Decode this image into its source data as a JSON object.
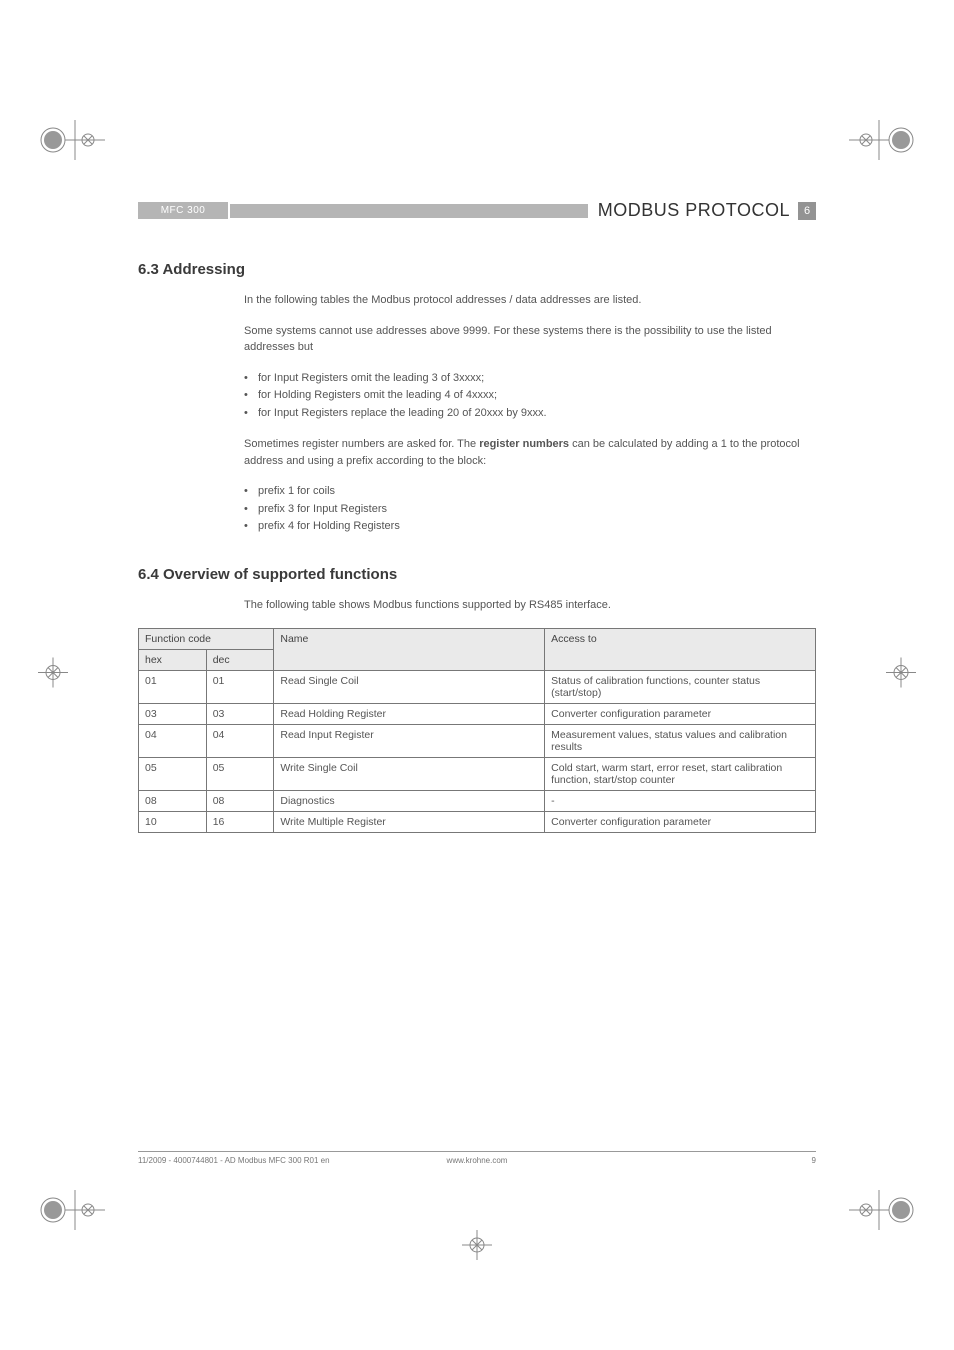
{
  "header": {
    "left_tag": "MFC 300",
    "title": "MODBUS PROTOCOL",
    "badge": "6"
  },
  "section_63": {
    "heading": "6.3  Addressing",
    "p1": "In the following tables the Modbus protocol addresses / data addresses are listed.",
    "p2": "Some systems cannot use addresses above 9999. For these systems there is the possibility to use the listed addresses but",
    "bullets1": [
      "for Input Registers omit the leading 3 of 3xxxx;",
      "for Holding Registers omit the leading 4 of 4xxxx;",
      "for Input Registers replace the leading 20 of 20xxx by 9xxx."
    ],
    "p3a": "Sometimes register numbers are asked for. The ",
    "p3b": "register numbers",
    "p3c": " can be calculated by adding a 1 to the protocol address and using a prefix according to the block:",
    "bullets2": [
      "prefix 1 for coils",
      "prefix 3 for Input Registers",
      "prefix 4 for Holding Registers"
    ]
  },
  "section_64": {
    "heading": "6.4  Overview of supported functions",
    "intro": "The following table shows Modbus functions supported by RS485 interface.",
    "table": {
      "h_func": "Function code",
      "h_name": "Name",
      "h_access": "Access to",
      "h_hex": "hex",
      "h_dec": "dec",
      "rows": [
        {
          "hex": "01",
          "dec": "01",
          "name": "Read Single Coil",
          "access": "Status of calibration functions, counter status (start/stop)"
        },
        {
          "hex": "03",
          "dec": "03",
          "name": "Read Holding Register",
          "access": "Converter configuration parameter"
        },
        {
          "hex": "04",
          "dec": "04",
          "name": "Read Input Register",
          "access": "Measurement values,  status values and calibration results"
        },
        {
          "hex": "05",
          "dec": "05",
          "name": "Write Single Coil",
          "access": "Cold start, warm start, error reset, start calibration function, start/stop counter"
        },
        {
          "hex": "08",
          "dec": "08",
          "name": "Diagnostics",
          "access": "-"
        },
        {
          "hex": "10",
          "dec": "16",
          "name": "Write  Multiple Register",
          "access": "Converter configuration parameter"
        }
      ]
    }
  },
  "footer": {
    "left": "11/2009 - 4000744801 - AD Modbus MFC 300 R01 en",
    "center": "www.krohne.com",
    "right": "9"
  }
}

◇ ◇ ◇ ◇

→ **Given exercise**: Each line that holds the word "stop" should be extracted from the records.

→ **Full response**:
          "access": "Status of calibration functions, counter status (start/stop)"
          "access": "Cold start, warm start, error reset, start calibration function, start/stop counter"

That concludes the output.